- What is asked -
Can you find the lines of the listing that include "desc" and copy every one?
>> START
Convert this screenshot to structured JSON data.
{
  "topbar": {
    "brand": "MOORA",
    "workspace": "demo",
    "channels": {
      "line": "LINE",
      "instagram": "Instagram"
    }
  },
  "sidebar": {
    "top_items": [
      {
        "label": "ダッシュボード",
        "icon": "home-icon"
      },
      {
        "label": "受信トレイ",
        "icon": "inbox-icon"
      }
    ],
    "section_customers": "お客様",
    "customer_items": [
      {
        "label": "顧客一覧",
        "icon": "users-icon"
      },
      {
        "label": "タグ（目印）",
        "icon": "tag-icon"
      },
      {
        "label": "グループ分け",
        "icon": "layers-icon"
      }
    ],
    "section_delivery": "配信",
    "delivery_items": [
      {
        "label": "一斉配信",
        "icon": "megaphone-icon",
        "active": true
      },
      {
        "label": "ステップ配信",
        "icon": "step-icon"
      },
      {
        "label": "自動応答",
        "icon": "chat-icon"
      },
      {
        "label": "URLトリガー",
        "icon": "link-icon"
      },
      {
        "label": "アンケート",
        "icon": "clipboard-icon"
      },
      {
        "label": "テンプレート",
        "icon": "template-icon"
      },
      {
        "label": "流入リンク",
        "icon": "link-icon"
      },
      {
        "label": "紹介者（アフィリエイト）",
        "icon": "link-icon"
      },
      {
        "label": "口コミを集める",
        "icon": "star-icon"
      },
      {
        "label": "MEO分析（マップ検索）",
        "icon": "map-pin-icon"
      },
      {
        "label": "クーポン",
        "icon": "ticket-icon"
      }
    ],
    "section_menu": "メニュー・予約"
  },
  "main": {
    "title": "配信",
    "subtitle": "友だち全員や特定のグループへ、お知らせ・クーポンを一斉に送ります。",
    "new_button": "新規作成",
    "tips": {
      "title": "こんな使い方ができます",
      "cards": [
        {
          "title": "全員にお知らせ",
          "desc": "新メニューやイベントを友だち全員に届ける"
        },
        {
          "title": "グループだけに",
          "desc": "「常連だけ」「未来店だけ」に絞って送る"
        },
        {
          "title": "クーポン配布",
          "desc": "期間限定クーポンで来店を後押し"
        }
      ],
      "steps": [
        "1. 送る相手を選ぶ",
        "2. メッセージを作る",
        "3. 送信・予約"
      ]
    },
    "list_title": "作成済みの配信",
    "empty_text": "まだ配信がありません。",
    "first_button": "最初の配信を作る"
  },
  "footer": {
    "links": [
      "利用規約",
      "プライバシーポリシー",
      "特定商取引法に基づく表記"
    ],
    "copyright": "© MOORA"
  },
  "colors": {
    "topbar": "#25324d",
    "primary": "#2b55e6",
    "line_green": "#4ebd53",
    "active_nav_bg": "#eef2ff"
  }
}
>> END
- Problem solution -
          "desc": "新メニューやイベントを友だち全員に届ける"
          "desc": "「常連だけ」「未来店だけ」に絞って送る"
          "desc": "期間限定クーポンで来店を後押し"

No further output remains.